## Start Data in this exercise
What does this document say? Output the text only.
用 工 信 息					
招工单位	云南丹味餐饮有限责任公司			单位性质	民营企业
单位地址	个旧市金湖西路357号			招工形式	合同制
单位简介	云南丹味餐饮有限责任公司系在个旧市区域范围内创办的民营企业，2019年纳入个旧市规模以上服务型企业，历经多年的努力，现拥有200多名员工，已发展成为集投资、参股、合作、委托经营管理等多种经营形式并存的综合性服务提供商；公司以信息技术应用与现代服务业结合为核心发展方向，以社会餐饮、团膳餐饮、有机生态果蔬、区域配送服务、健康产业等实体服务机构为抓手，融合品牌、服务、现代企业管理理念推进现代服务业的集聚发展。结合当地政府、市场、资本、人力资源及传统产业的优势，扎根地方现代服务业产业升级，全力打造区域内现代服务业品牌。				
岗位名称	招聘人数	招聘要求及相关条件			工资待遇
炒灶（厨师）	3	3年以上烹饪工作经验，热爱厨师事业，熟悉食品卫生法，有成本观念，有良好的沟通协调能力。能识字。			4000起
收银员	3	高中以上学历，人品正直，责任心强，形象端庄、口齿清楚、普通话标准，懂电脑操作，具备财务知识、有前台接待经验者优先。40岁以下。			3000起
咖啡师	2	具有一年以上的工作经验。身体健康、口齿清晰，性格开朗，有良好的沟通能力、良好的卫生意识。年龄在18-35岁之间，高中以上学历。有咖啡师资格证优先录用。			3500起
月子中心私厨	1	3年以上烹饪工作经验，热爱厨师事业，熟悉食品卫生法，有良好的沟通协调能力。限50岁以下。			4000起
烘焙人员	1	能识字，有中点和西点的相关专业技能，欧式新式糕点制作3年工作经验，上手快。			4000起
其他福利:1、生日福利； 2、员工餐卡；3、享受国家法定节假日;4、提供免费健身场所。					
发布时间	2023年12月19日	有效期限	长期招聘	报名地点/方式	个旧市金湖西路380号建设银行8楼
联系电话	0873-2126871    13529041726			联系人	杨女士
## End Data in this exercise
## Start Data in this exercise
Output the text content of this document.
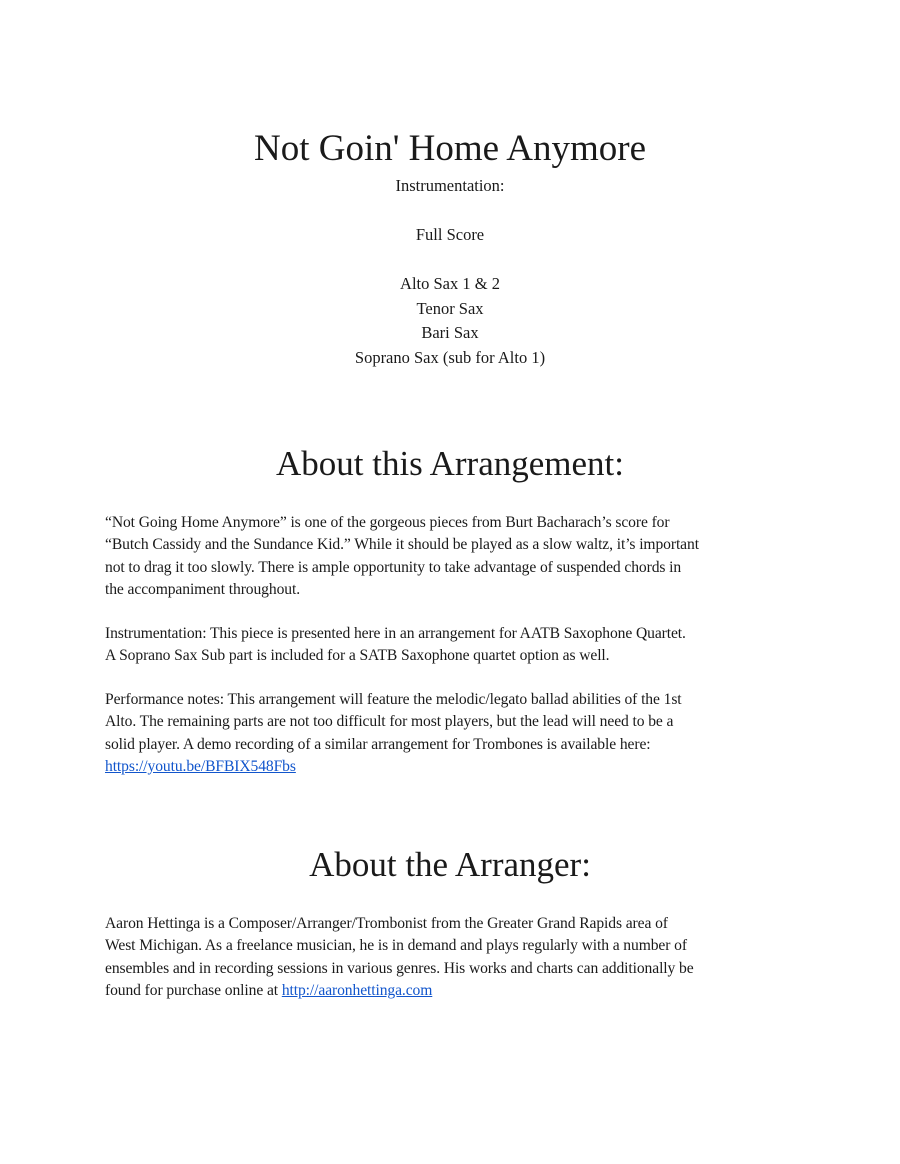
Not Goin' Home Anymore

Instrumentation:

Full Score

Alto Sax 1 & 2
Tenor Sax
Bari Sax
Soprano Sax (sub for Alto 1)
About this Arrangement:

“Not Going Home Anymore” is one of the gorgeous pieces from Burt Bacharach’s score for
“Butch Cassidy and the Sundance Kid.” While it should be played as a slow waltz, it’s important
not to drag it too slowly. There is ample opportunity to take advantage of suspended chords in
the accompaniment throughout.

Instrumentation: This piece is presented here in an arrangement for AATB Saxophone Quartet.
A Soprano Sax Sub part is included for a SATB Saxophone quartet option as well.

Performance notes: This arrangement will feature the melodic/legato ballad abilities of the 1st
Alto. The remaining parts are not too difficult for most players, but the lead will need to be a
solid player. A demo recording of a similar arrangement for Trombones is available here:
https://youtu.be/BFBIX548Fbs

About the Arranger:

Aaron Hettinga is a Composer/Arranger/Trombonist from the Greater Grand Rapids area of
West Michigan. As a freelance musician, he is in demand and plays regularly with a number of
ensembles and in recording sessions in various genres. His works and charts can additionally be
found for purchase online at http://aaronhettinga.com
## End Data in this exercise
# [The problem]
Every line holding "Soprano" should be copied out.

# [Task response]
Soprano Sax (sub for Alto 1)
A Soprano Sax Sub part is included for a SATB Saxophone quartet option as well.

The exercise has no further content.